### Work instructions
What follows are records. Restate all of them word for word.
★ ★ ★ ★ ★ ★ ★
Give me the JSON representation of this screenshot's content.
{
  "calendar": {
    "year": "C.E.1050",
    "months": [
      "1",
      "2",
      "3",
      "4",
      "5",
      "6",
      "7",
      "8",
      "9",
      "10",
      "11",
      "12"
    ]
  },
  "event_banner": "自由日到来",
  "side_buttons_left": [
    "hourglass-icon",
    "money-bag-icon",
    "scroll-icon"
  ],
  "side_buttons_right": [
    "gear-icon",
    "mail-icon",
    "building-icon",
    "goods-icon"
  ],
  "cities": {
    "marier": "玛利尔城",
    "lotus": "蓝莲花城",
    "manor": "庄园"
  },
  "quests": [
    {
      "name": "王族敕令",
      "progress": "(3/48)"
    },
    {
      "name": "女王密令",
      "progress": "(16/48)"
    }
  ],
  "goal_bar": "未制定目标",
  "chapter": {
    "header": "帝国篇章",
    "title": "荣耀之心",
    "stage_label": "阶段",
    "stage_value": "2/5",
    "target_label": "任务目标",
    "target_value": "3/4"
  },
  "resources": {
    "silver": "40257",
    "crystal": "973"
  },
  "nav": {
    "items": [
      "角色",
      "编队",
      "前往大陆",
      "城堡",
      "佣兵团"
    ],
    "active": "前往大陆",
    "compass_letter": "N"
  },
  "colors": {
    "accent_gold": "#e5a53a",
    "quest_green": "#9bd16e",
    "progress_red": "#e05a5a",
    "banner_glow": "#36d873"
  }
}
★ ★ ★ ★ ★ ★ ★
### Answer
Give me the JSON representation of this screenshot's content.
{
  "calendar": {
    "year": "C.E.1050",
    "months": [
      "1",
      "2",
      "3",
      "4",
      "5",
      "6",
      "7",
      "8",
      "9",
      "10",
      "11",
      "12"
    ]
  },
  "event_banner": "自由日到来",
  "side_buttons_left": [
    "hourglass-icon",
    "money-bag-icon",
    "scroll-icon"
  ],
  "side_buttons_right": [
    "gear-icon",
    "mail-icon",
    "building-icon",
    "goods-icon"
  ],
  "cities": {
    "marier": "玛利尔城",
    "lotus": "蓝莲花城",
    "manor": "庄园"
  },
  "quests": [
    {
      "name": "王族敕令",
      "progress": "(3/48)"
    },
    {
      "name": "女王密令",
      "progress": "(16/48)"
    }
  ],
  "goal_bar": "未制定目标",
  "chapter": {
    "header": "帝国篇章",
    "title": "荣耀之心",
    "stage_label": "阶段",
    "stage_value": "2/5",
    "target_label": "任务目标",
    "target_value": "3/4"
  },
  "resources": {
    "silver": "40257",
    "crystal": "973"
  },
  "nav": {
    "items": [
      "角色",
      "编队",
      "前往大陆",
      "城堡",
      "佣兵团"
    ],
    "active": "前往大陆",
    "compass_letter": "N"
  },
  "colors": {
    "accent_gold": "#e5a53a",
    "quest_green": "#9bd16e",
    "progress_red": "#e05a5a",
    "banner_glow": "#36d873"
  }
}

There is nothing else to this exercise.